Source excerpt –
+ + + +
0

I have a defer.inlineCallback function for incrementally updating a large (>1k) list one piece at a time. This list may change at any time, and I'm getting bugs because of that behavior.

The simplest representation of what I'm doing is:-

@defer.inlineCallbacks
def _get_details(self, dt=None):
    data = self.data
    for e in data:
        if needs_update(e):
            more_detail = yield get_more_detail(e)
            do_the_update(e, more_detail)
    schedule_future(self._get_details)

self.data is a list of dictionaries which is initially populated with basic information (e.g. a name and ID) at application start. _get_details will run whenever allowed to by the reactor to get more detailed information for each item in data, updating the item as it goes along.

This works well when self.data does not change, but once it is changed (can be at any point) the loop obviously refers to the wrong information. In fact in that situation it would be better to just stop the loop entirely.

I'm able to set a flag in my class (which the inlineCallback can then check) when the data is changed.

  1. Where should this check be conducted?
  2. How does the inlineCallback code execute compared to a normal deferred (and indeed to a normal python generator).
  3. Does code execution stop everytime it encounters yield (i.e. can I rely on this code between one yield and the next to be atomic)?
  4. In the case of unreliable large lists, should I even be looping through the data (for e in data), or is there a better way?
Ng Oon-Ee
  • 1,193
  • 1
  • 10
  • 26

4 Answers4

1

the Twisted reactor never preempts your code while it is executing -- you have to voluntarily yield to the reactor by returning a value. This is why it is such a terrible thing to write Twisted code that blocks on I/O, because the reactor is not able to schedule any tasks while you are waiting for your disk.

So the short answer is that yes, execution is atomic between yields.

Without @inlineCallbacks, the _get_details function returns a generator. The @inlineCallbacks annotation simply wraps the generator in a Deferred that traverses the generator until it reaches a StopIteration exception or a defer.returnValue exception. When either of those conditions is reached, inlineCallbacks fires its Deferred. It's quite clever, really.

I don't know enough about your use case to help with your concurrency problem. Maybe make a copy of the list with tuple() and update that. But it seems like you really want an event-driven solution and not a state-driven one.
+ + + +
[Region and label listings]
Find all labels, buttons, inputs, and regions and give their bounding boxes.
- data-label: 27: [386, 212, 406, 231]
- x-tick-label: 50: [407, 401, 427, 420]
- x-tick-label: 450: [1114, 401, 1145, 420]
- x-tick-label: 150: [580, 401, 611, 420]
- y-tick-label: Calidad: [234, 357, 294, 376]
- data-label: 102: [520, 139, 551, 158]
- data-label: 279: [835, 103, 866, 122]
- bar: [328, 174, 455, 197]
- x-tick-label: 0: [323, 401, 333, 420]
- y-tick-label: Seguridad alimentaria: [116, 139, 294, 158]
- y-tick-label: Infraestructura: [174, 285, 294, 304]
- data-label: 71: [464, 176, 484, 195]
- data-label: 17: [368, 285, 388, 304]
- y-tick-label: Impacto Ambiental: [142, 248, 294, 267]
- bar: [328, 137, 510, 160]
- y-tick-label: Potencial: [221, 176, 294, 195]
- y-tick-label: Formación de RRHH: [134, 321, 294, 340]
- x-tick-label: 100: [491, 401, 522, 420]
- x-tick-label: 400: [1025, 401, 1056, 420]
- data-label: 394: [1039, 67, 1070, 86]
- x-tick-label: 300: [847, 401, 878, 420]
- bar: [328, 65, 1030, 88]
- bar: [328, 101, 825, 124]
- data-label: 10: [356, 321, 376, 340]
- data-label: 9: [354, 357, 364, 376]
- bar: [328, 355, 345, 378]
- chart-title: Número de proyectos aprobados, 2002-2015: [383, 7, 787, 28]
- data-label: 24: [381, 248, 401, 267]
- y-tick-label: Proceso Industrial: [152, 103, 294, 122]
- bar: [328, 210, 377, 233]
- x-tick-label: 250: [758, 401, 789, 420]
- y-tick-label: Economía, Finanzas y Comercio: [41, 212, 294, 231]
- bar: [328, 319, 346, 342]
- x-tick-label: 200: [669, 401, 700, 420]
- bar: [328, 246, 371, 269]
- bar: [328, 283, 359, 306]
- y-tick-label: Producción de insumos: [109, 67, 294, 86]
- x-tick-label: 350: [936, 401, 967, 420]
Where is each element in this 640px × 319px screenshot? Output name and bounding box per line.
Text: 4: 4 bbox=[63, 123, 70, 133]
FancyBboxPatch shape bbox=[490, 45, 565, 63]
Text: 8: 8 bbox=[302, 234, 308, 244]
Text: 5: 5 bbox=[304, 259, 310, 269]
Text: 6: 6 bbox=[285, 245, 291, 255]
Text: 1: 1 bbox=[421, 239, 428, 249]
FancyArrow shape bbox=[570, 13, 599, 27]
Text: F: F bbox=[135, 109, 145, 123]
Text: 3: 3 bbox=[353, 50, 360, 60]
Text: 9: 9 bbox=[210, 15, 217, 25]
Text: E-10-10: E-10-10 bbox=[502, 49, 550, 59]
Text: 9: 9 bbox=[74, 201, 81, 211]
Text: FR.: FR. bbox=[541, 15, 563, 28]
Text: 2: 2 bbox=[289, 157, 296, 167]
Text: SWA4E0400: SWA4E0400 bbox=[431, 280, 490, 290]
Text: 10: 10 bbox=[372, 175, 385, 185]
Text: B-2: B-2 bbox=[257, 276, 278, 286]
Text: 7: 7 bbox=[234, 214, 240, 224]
+ + + +
Request A –
Answer these about the forum thread on inlineCallbacks:
(i) What is self.data initially populated with at application start?
(ii) According to the reply, what does the @inlineCallbacks annotation wrap the generator in?
(iii) What does the reply suggest using to make a copy of the list?
Request B – In the forum thread on inlineCallbacks, write out the passage from "Without @inlineCallbacks, the" up to and including "quite clever, really.", but switch "clever" to "neat".
Request C – Proceed with the forum thread on inlineCallbacks from the point where it stops.

Task answer A –
(i) Basic information, such as a name and ID, in a list of dictionaries.
(ii) A Deferred.
(iii) tuple().

Task answer B –
Without @inlineCallbacks, the _get_details function returns a generator. The @inlineCallbacks annotation simply wraps the generator in a Deferred that traverses the generator until it reaches a StopIteration exception or a defer.returnValue exception. When either of those conditions is reached, inlineCallbacks fires its Deferred. It's quite neat, really.

Task answer C –
  • Thanks, that's my conclusion. Regarding the use case my app is event-driven, but since the update is both lengthy, very divisible, and is based on relatively volatile data, I'm resorting to a best-effort state-driven solution which just tries to update anything which needs updating and then allow the reactor to continue. Previous thread-based "update in background" attempts were even worse as the update was almost guaranteed to be wrong by the time it completed (for my current dataset updates take 20-30 seconds). – Ng Oon-Ee Dec 30 '16 at 21:26
1

You need to protect access to shared resource (self.data). You can do this with: twisted.internet.defer.DeferredLock.

http://twistedmatrix.com/documents/current/api/twisted.internet.defer.DeferredLock.html

Method acquire

Attempt to acquire the lock. Returns a Deferred that fires on lock acquisition with the DeferredLock as the value. If the lock is locked, then the Deferred is placed at the end of a waiting list.

Method release

Release the lock. If there is a waiting list, then the first Deferred in that waiting list will be called back.

  • How exactly would this help in my situation? I do want the loop to access the data, not be locked out of it. – Ng Oon-Ee Jan 06 '17 at 01:25
0
@defer.inlineCallback
def _get_details(self, dt=None):
    data = self.data
    i = 0
    while i < len(data):
        e = data[i]
        if needs_update(e):
            more_detail = yield get_more_detail(e)
            if i < len(data) or data[i] != e:
                break
            do_the_update(e, more_detail)
        i += 1
    schedule_future(self._get_details)

Based on more testing, the following are my observations.

  1. for e in data iterates through elements, with the element still existing even if data itself does not, both before and after the yield statement.

  2. As far as I can tell, execution is atomic between one yield and the next.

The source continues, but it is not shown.